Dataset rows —

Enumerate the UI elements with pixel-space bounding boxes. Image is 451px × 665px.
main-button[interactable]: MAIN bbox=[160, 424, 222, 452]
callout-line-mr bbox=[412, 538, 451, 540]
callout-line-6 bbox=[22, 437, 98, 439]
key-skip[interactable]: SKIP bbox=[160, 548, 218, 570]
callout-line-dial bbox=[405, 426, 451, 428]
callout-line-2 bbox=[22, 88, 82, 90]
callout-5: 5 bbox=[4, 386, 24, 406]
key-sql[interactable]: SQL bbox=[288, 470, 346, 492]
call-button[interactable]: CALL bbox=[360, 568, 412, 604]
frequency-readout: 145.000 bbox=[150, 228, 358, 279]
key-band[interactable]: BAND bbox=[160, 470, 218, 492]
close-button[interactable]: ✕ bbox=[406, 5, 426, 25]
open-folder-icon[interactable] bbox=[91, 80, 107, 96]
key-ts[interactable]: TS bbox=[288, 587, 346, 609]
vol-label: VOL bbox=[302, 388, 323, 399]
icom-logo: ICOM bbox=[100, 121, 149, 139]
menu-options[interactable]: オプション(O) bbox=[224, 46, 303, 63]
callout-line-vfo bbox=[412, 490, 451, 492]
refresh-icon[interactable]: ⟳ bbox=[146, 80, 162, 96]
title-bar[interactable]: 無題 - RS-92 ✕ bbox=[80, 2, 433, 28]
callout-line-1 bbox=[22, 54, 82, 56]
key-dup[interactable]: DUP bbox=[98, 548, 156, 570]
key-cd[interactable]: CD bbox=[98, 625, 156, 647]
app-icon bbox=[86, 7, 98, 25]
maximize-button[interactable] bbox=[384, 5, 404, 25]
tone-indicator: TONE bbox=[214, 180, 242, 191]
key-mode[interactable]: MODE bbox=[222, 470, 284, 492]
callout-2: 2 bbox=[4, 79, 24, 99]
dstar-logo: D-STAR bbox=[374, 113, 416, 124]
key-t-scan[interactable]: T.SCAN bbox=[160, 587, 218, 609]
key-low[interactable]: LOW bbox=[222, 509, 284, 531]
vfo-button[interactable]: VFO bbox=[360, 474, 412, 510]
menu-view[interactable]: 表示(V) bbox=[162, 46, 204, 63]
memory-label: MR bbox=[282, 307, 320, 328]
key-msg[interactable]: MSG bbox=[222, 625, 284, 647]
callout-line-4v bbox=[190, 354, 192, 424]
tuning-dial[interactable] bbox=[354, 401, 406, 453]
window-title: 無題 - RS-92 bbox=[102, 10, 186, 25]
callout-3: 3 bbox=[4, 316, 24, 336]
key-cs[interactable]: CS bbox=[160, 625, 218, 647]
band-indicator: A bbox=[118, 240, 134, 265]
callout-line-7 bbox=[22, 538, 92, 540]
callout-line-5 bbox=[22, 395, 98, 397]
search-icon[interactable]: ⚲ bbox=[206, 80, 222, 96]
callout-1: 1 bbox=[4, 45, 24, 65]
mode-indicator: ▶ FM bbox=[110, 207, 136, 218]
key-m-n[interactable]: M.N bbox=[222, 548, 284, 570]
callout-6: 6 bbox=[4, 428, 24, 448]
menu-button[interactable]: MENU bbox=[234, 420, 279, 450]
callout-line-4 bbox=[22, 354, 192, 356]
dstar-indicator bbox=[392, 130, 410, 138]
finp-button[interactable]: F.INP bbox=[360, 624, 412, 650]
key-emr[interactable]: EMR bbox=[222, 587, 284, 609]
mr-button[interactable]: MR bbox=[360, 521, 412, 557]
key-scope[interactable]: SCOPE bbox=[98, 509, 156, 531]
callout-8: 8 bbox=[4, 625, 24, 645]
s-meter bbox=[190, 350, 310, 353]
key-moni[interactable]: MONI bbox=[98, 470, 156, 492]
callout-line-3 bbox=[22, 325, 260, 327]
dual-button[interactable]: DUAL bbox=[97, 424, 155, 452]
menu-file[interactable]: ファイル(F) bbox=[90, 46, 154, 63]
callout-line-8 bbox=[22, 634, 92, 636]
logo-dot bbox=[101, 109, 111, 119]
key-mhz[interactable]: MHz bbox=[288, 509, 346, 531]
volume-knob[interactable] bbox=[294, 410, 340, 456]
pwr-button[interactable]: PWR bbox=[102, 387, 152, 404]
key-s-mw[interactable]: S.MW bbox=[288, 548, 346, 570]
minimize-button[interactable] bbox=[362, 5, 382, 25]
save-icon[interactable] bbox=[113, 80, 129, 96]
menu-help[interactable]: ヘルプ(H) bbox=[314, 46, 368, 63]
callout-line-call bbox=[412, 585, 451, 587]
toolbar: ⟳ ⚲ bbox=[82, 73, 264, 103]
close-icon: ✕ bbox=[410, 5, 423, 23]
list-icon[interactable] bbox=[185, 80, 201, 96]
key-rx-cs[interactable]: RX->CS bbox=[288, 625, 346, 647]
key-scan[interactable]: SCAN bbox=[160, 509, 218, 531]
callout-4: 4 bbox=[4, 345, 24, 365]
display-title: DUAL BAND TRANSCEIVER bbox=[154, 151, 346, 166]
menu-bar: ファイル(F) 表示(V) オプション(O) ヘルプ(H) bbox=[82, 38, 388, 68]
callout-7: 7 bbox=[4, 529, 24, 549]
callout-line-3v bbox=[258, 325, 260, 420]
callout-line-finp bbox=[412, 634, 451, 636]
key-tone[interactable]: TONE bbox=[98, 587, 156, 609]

Requirements —
Reproduce every line of the data above without any changes.

Response —
Enumerate the UI elements with pixel-space bounding boxes. Image is 451px × 665px.
main-button[interactable]: MAIN bbox=[160, 424, 222, 452]
callout-line-mr bbox=[412, 538, 451, 540]
callout-line-6 bbox=[22, 437, 98, 439]
key-skip[interactable]: SKIP bbox=[160, 548, 218, 570]
callout-line-dial bbox=[405, 426, 451, 428]
callout-line-2 bbox=[22, 88, 82, 90]
callout-5: 5 bbox=[4, 386, 24, 406]
key-sql[interactable]: SQL bbox=[288, 470, 346, 492]
call-button[interactable]: CALL bbox=[360, 568, 412, 604]
frequency-readout: 145.000 bbox=[150, 228, 358, 279]
key-band[interactable]: BAND bbox=[160, 470, 218, 492]
close-button[interactable]: ✕ bbox=[406, 5, 426, 25]
open-folder-icon[interactable] bbox=[91, 80, 107, 96]
key-ts[interactable]: TS bbox=[288, 587, 346, 609]
vol-label: VOL bbox=[302, 388, 323, 399]
icom-logo: ICOM bbox=[100, 121, 149, 139]
menu-options[interactable]: オプション(O) bbox=[224, 46, 303, 63]
callout-line-vfo bbox=[412, 490, 451, 492]
refresh-icon[interactable]: ⟳ bbox=[146, 80, 162, 96]
title-bar[interactable]: 無題 - RS-92 ✕ bbox=[80, 2, 433, 28]
callout-line-1 bbox=[22, 54, 82, 56]
key-dup[interactable]: DUP bbox=[98, 548, 156, 570]
key-cd[interactable]: CD bbox=[98, 625, 156, 647]
app-icon bbox=[86, 7, 98, 25]
maximize-button[interactable] bbox=[384, 5, 404, 25]
tone-indicator: TONE bbox=[214, 180, 242, 191]
key-mode[interactable]: MODE bbox=[222, 470, 284, 492]
callout-2: 2 bbox=[4, 79, 24, 99]
dstar-logo: D-STAR bbox=[374, 113, 416, 124]
key-t-scan[interactable]: T.SCAN bbox=[160, 587, 218, 609]
key-low[interactable]: LOW bbox=[222, 509, 284, 531]
vfo-button[interactable]: VFO bbox=[360, 474, 412, 510]
menu-view[interactable]: 表示(V) bbox=[162, 46, 204, 63]
memory-label: MR bbox=[282, 307, 320, 328]
key-msg[interactable]: MSG bbox=[222, 625, 284, 647]
callout-line-4v bbox=[190, 354, 192, 424]
tuning-dial[interactable] bbox=[354, 401, 406, 453]
window-title: 無題 - RS-92 bbox=[102, 10, 186, 25]
callout-3: 3 bbox=[4, 316, 24, 336]
key-cs[interactable]: CS bbox=[160, 625, 218, 647]
band-indicator: A bbox=[118, 240, 134, 265]
callout-line-7 bbox=[22, 538, 92, 540]
callout-line-5 bbox=[22, 395, 98, 397]
search-icon[interactable]: ⚲ bbox=[206, 80, 222, 96]
callout-1: 1 bbox=[4, 45, 24, 65]
mode-indicator: ▶ FM bbox=[110, 207, 136, 218]
key-m-n[interactable]: M.N bbox=[222, 548, 284, 570]
callout-6: 6 bbox=[4, 428, 24, 448]
menu-button[interactable]: MENU bbox=[234, 420, 279, 450]
callout-line-4 bbox=[22, 354, 192, 356]
dstar-indicator bbox=[392, 130, 410, 138]
finp-button[interactable]: F.INP bbox=[360, 624, 412, 650]
key-emr[interactable]: EMR bbox=[222, 587, 284, 609]
mr-button[interactable]: MR bbox=[360, 521, 412, 557]
key-scope[interactable]: SCOPE bbox=[98, 509, 156, 531]
callout-8: 8 bbox=[4, 625, 24, 645]
s-meter bbox=[190, 350, 310, 353]
key-moni[interactable]: MONI bbox=[98, 470, 156, 492]
callout-line-3 bbox=[22, 325, 260, 327]
dual-button[interactable]: DUAL bbox=[97, 424, 155, 452]
menu-file[interactable]: ファイル(F) bbox=[90, 46, 154, 63]
callout-line-8 bbox=[22, 634, 92, 636]
logo-dot bbox=[101, 109, 111, 119]
key-mhz[interactable]: MHz bbox=[288, 509, 346, 531]
volume-knob[interactable] bbox=[294, 410, 340, 456]
pwr-button[interactable]: PWR bbox=[102, 387, 152, 404]
key-s-mw[interactable]: S.MW bbox=[288, 548, 346, 570]
minimize-button[interactable] bbox=[362, 5, 382, 25]
save-icon[interactable] bbox=[113, 80, 129, 96]
menu-help[interactable]: ヘルプ(H) bbox=[314, 46, 368, 63]
callout-line-call bbox=[412, 585, 451, 587]
toolbar: ⟳ ⚲ bbox=[82, 73, 264, 103]
close-icon: ✕ bbox=[410, 5, 423, 23]
list-icon[interactable] bbox=[185, 80, 201, 96]
key-rx-cs[interactable]: RX->CS bbox=[288, 625, 346, 647]
key-scan[interactable]: SCAN bbox=[160, 509, 218, 531]
callout-4: 4 bbox=[4, 345, 24, 365]
display-title: DUAL BAND TRANSCEIVER bbox=[154, 151, 346, 166]
menu-bar: ファイル(F) 表示(V) オプション(O) ヘルプ(H) bbox=[82, 38, 388, 68]
callout-7: 7 bbox=[4, 529, 24, 549]
callout-line-3v bbox=[258, 325, 260, 420]
callout-line-finp bbox=[412, 634, 451, 636]
key-tone[interactable]: TONE bbox=[98, 587, 156, 609]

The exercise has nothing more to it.